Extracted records
————
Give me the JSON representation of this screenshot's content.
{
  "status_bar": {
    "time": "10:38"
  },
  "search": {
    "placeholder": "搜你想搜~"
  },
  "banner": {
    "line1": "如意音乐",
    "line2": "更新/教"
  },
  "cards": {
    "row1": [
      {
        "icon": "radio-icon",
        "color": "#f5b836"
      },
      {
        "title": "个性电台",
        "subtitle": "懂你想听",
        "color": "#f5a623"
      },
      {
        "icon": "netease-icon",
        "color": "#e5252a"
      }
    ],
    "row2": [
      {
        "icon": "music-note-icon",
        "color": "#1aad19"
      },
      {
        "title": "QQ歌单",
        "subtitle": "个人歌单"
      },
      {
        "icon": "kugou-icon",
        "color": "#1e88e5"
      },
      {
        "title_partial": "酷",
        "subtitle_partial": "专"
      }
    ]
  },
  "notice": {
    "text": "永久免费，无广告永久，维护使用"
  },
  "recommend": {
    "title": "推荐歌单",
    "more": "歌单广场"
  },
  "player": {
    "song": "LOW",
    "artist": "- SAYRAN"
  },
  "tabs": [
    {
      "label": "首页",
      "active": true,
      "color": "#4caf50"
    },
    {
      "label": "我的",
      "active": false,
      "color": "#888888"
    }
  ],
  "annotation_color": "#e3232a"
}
————
DESCRIPTION OF THE TASK -
Repeat the data in its entirety, character for character.

ANSWER BELOW -
Give me the JSON representation of this screenshot's content.
{
  "status_bar": {
    "time": "10:38"
  },
  "search": {
    "placeholder": "搜你想搜~"
  },
  "banner": {
    "line1": "如意音乐",
    "line2": "更新/教"
  },
  "cards": {
    "row1": [
      {
        "icon": "radio-icon",
        "color": "#f5b836"
      },
      {
        "title": "个性电台",
        "subtitle": "懂你想听",
        "color": "#f5a623"
      },
      {
        "icon": "netease-icon",
        "color": "#e5252a"
      }
    ],
    "row2": [
      {
        "icon": "music-note-icon",
        "color": "#1aad19"
      },
      {
        "title": "QQ歌单",
        "subtitle": "个人歌单"
      },
      {
        "icon": "kugou-icon",
        "color": "#1e88e5"
      },
      {
        "title_partial": "酷",
        "subtitle_partial": "专"
      }
    ]
  },
  "notice": {
    "text": "永久免费，无广告永久，维护使用"
  },
  "recommend": {
    "title": "推荐歌单",
    "more": "歌单广场"
  },
  "player": {
    "song": "LOW",
    "artist": "- SAYRAN"
  },
  "tabs": [
    {
      "label": "首页",
      "active": true,
      "color": "#4caf50"
    },
    {
      "label": "我的",
      "active": false,
      "color": "#888888"
    }
  ],
  "annotation_color": "#e3232a"
}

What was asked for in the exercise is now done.